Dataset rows

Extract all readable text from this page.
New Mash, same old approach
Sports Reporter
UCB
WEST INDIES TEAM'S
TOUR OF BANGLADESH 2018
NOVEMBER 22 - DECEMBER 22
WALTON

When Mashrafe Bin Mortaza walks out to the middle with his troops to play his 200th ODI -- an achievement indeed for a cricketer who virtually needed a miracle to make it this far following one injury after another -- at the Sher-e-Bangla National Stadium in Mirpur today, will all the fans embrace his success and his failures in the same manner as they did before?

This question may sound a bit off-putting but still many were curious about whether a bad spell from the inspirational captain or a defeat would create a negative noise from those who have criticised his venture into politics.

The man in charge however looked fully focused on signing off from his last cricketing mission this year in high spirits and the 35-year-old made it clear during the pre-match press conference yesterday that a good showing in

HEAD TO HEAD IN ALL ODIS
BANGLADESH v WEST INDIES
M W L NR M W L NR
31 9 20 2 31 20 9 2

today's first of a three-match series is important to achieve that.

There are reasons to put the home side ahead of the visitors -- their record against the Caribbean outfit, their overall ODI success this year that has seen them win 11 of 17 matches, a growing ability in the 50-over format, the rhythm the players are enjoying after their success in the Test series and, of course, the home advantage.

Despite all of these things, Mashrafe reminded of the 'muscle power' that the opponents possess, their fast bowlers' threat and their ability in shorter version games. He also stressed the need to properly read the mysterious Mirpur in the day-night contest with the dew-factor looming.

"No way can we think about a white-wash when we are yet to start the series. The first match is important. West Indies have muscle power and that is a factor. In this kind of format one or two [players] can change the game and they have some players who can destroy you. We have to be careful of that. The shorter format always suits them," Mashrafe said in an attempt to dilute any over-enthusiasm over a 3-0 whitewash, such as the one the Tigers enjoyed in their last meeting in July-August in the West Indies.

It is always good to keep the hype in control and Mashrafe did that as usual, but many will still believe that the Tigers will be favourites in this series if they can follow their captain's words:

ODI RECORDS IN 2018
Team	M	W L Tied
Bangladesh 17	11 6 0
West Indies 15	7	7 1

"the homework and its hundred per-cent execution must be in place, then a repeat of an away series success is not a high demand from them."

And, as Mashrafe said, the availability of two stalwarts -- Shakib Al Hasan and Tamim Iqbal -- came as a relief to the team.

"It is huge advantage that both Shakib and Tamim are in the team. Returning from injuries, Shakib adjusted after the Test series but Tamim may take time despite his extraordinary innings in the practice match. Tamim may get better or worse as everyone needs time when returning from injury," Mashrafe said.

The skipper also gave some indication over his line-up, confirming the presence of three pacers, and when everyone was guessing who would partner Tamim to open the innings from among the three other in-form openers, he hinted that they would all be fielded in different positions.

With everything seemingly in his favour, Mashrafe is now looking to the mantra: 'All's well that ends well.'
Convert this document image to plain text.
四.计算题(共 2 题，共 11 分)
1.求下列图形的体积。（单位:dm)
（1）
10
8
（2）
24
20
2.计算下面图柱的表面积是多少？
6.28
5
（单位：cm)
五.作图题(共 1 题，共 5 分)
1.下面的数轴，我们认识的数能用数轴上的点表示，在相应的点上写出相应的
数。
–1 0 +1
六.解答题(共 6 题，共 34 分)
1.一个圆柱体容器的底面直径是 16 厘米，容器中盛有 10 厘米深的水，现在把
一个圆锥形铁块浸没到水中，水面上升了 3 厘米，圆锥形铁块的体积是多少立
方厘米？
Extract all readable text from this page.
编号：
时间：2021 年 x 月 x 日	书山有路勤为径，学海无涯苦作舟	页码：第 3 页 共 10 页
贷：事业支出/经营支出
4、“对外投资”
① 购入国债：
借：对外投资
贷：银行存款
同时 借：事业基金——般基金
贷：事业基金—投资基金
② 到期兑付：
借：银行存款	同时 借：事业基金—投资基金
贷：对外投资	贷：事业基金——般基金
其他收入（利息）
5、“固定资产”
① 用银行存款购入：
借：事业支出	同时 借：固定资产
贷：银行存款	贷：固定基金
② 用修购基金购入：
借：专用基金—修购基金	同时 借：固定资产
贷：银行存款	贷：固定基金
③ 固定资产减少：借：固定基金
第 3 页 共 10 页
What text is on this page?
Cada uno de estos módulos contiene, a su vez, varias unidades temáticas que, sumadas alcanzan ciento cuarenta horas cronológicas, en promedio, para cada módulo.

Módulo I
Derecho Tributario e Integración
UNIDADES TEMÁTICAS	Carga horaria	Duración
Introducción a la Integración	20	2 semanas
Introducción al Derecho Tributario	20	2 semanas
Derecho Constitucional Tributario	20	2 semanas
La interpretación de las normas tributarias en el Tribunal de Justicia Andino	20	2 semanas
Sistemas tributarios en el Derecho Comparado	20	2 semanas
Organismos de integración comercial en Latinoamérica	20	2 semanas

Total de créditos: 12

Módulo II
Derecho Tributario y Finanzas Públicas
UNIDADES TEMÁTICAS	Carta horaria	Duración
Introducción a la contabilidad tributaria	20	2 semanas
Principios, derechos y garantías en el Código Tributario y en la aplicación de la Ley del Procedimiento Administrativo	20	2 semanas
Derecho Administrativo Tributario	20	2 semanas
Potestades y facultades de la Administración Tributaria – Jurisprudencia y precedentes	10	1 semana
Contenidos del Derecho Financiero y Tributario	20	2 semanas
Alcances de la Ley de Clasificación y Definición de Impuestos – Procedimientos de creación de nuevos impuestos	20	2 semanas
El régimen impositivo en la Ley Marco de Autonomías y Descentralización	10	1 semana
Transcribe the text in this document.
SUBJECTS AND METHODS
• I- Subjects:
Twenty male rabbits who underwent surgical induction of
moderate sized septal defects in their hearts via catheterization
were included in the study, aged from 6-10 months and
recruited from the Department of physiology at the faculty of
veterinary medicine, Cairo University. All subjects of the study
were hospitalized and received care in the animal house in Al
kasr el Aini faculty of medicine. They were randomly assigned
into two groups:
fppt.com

_Required task:_ Of all the lines in the listing above, how many include "high"? Write only the number.

_Response for this exercise:_ 2